--- Start EXERCISE INPUT ---

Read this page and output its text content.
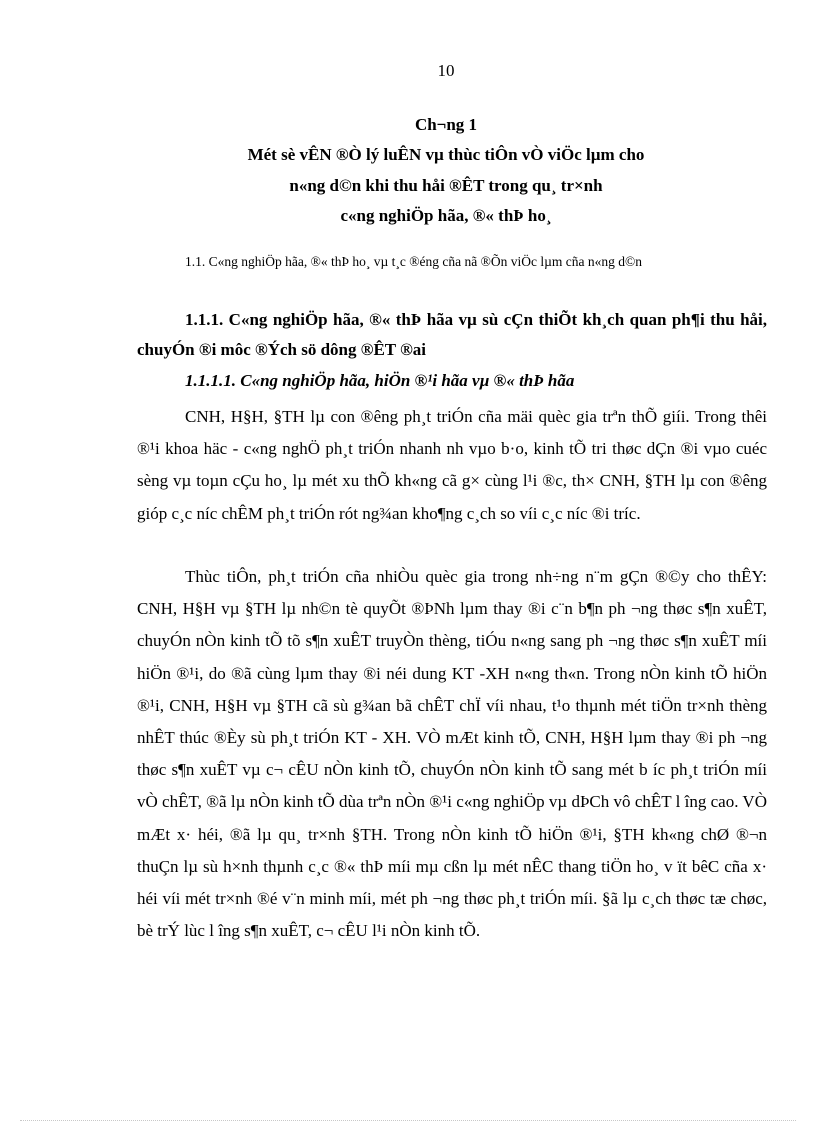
10
Ch¬ng 1
Mét sè vÊN ®Ò lý luÊN vµ thùc tiÔn vÒ viÖc lµm cho
n«ng d©n khi thu håi ®ÊT trong qu¸ tr×nh
c«ng nghiÖp hãa, ®« thÞ ho¸

1.1. C«ng nghiÖp hãa, ®« thÞ ho¸ vµ t¸c ®éng cña nã ®Õn viÖc lµm cña n«ng d©n

1.1.1. C«ng nghiÖp hãa, ®« thÞ hãa vµ sù cÇn thiÕt kh¸ch quan ph¶i thu håi, chuyÓn ®i môc ®Ých sö dông ®ÊT ®ai

1.1.1.1. C«ng nghiÖp hãa, hiÖn ®¹i hãa vµ ®« thÞ hãa

CNH, H§H, §TH lµ con ®êng ph¸t triÓn cña mäi quèc gia trªn thÕ giíi. Trong thêi ®¹i khoa häc - c«ng nghÖ ph¸t triÓn nhanh nh vµo b·o, kinh tÕ tri thøc dÇn ®i vµo cuéc sèng vµ toµn cÇu ho¸ lµ mét xu thÕ kh«ng cã g× cùng l¹i ®c, th× CNH, §TH lµ con ®êng gióp c¸c níc chÊM ph¸t triÓn rót ng¾an kho¶ng c¸ch so víi c¸c níc ®i tríc.

Thùc tiÔn, ph¸t triÓn cña nhiÒu quèc gia trong nh÷ng n¨m gÇn ®©y cho thÊY: CNH, H§H vµ §TH lµ nh©n tè quyÕt ®ÞNh lµm thay ®i c¨n b¶n ph ¬ng thøc s¶n xuÊT, chuyÓn nÒn kinh tÕ tõ s¶n xuÊT truyÒn thèng, tiÓu n«ng sang ph ¬ng thøc s¶n xuÊT míi hiÖn ®¹i, do ®ã cùng lµm thay ®i néi dung KT -XH n«ng th«n. Trong nÒn kinh tÕ hiÖn ®¹i, CNH, H§H vµ §TH cã sù g¾an bã chÊT chÏ víi nhau, t¹o thµnh mét tiÖn tr×nh thèng nhÊT thúc ®Èy sù ph¸t triÓn KT - XH. VÒ mÆt kinh tÕ, CNH, H§H lµm thay ®i ph ¬ng thøc s¶n xuÊT vµ c¬ cÊU nÒn kinh tÕ, chuyÓn nÒn kinh tÕ sang mét b íc ph¸t triÓn míi vÒ chÊT, ®ã lµ nÒn kinh tÕ dùa trªn nÒn ®¹i c«ng nghiÖp vµ dÞCh vô chÊT l îng cao. VÒ mÆt x· héi, ®ã lµ qu¸ tr×nh §TH. Trong nÒn kinh tÕ hiÖn ®¹i, §TH kh«ng chØ ®¬n thuÇn lµ sù h×nh thµnh c¸c ®« thÞ míi mµ cßn lµ mét nÊC thang tiÖn ho¸ v ït bêC cña x· héi víi mét tr×nh ®é v¨n minh míi, mét ph ¬ng thøc ph¸t triÓn míi. §ã lµ c¸ch thøc tæ chøc, bè trÝ lùc l îng s¶n xuÊT, c¬ cÊU l¹i nÒn kinh tÕ.
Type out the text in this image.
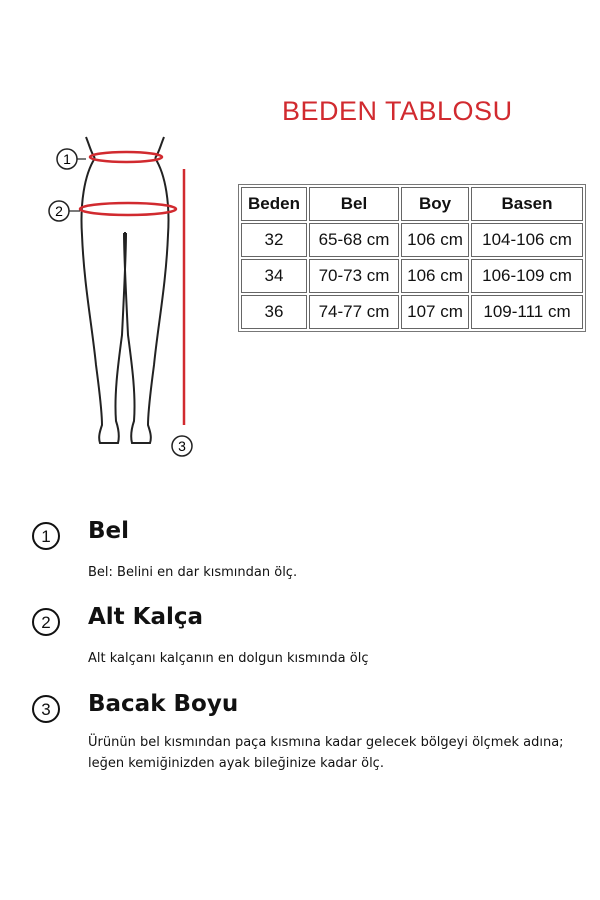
BEDEN TABLOSU
1
2
3
Beden	Bel	Boy	Basen
32	65-68 cm	106 cm	104-106 cm
34	70-73 cm	106 cm	106-109 cm
36	74-77 cm	107 cm	109-111 cm
1	Bel
Bel: Belini en dar kısmından ölç.
2	Alt Kalça
Alt kalçanı kalçanın en dolgun kısmında ölç
3	Bacak Boyu
Ürünün bel kısmından paça kısmına kadar gelecek bölgeyi ölçmek adına; leğen kemiğinizden ayak bileğinize kadar ölç.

--- End EXERCISE INPUT ---

▸ TASK OBJECTIVE
Leave the pictures out and output the rest of the listing exactly.

▸ RESULT
Read this page and output its text content.
10
Ch¬ng 1
Mét sè vÊN ®Ò lý luÊN vµ thùc tiÔn vÒ viÖc lµm cho
n«ng d©n khi thu håi ®ÊT trong qu¸ tr×nh
c«ng nghiÖp hãa, ®« thÞ ho¸

1.1. C«ng nghiÖp hãa, ®« thÞ ho¸ vµ t¸c ®éng cña nã ®Õn viÖc lµm cña n«ng d©n

1.1.1. C«ng nghiÖp hãa, ®« thÞ hãa vµ sù cÇn thiÕt kh¸ch quan ph¶i thu håi, chuyÓn ®i môc ®Ých sö dông ®ÊT ®ai

1.1.1.1. C«ng nghiÖp hãa, hiÖn ®¹i hãa vµ ®« thÞ hãa

CNH, H§H, §TH lµ con ®êng ph¸t triÓn cña mäi quèc gia trªn thÕ giíi. Trong thêi ®¹i khoa häc - c«ng nghÖ ph¸t triÓn nhanh nh vµo b·o, kinh tÕ tri thøc dÇn ®i vµo cuéc sèng vµ toµn cÇu ho¸ lµ mét xu thÕ kh«ng cã g× cùng l¹i ®c, th× CNH, §TH lµ con ®êng gióp c¸c níc chÊM ph¸t triÓn rót ng¾an kho¶ng c¸ch so víi c¸c níc ®i tríc.

Thùc tiÔn, ph¸t triÓn cña nhiÒu quèc gia trong nh÷ng n¨m gÇn ®©y cho thÊY: CNH, H§H vµ §TH lµ nh©n tè quyÕt ®ÞNh lµm thay ®i c¨n b¶n ph ¬ng thøc s¶n xuÊT, chuyÓn nÒn kinh tÕ tõ s¶n xuÊT truyÒn thèng, tiÓu n«ng sang ph ¬ng thøc s¶n xuÊT míi hiÖn ®¹i, do ®ã cùng lµm thay ®i néi dung KT -XH n«ng th«n. Trong nÒn kinh tÕ hiÖn ®¹i, CNH, H§H vµ §TH cã sù g¾an bã chÊT chÏ víi nhau, t¹o thµnh mét tiÖn tr×nh thèng nhÊT thúc ®Èy sù ph¸t triÓn KT - XH. VÒ mÆt kinh tÕ, CNH, H§H lµm thay ®i ph ¬ng thøc s¶n xuÊT vµ c¬ cÊU nÒn kinh tÕ, chuyÓn nÒn kinh tÕ sang mét b íc ph¸t triÓn míi vÒ chÊT, ®ã lµ nÒn kinh tÕ dùa trªn nÒn ®¹i c«ng nghiÖp vµ dÞCh vô chÊT l îng cao. VÒ mÆt x· héi, ®ã lµ qu¸ tr×nh §TH. Trong nÒn kinh tÕ hiÖn ®¹i, §TH kh«ng chØ ®¬n thuÇn lµ sù h×nh thµnh c¸c ®« thÞ míi mµ cßn lµ mét nÊC thang tiÖn ho¸ v ït bêC cña x· héi víi mét tr×nh ®é v¨n minh míi, mét ph ¬ng thøc ph¸t triÓn míi. §ã lµ c¸ch thøc tæ chøc, bè trÝ lùc l îng s¶n xuÊT, c¬ cÊU l¹i nÒn kinh tÕ.
Type out the text in this image.
BEDEN TABLOSU
1
2
3
Beden	Bel	Boy	Basen
32	65-68 cm	106 cm	104-106 cm
34	70-73 cm	106 cm	106-109 cm
36	74-77 cm	107 cm	109-111 cm
1	Bel
Bel: Belini en dar kısmından ölç.
2	Alt Kalça
Alt kalçanı kalçanın en dolgun kısmında ölç
3	Bacak Boyu
Ürünün bel kısmından paça kısmına kadar gelecek bölgeyi ölçmek adına; leğen kemiğinizden ayak bileğinize kadar ölç.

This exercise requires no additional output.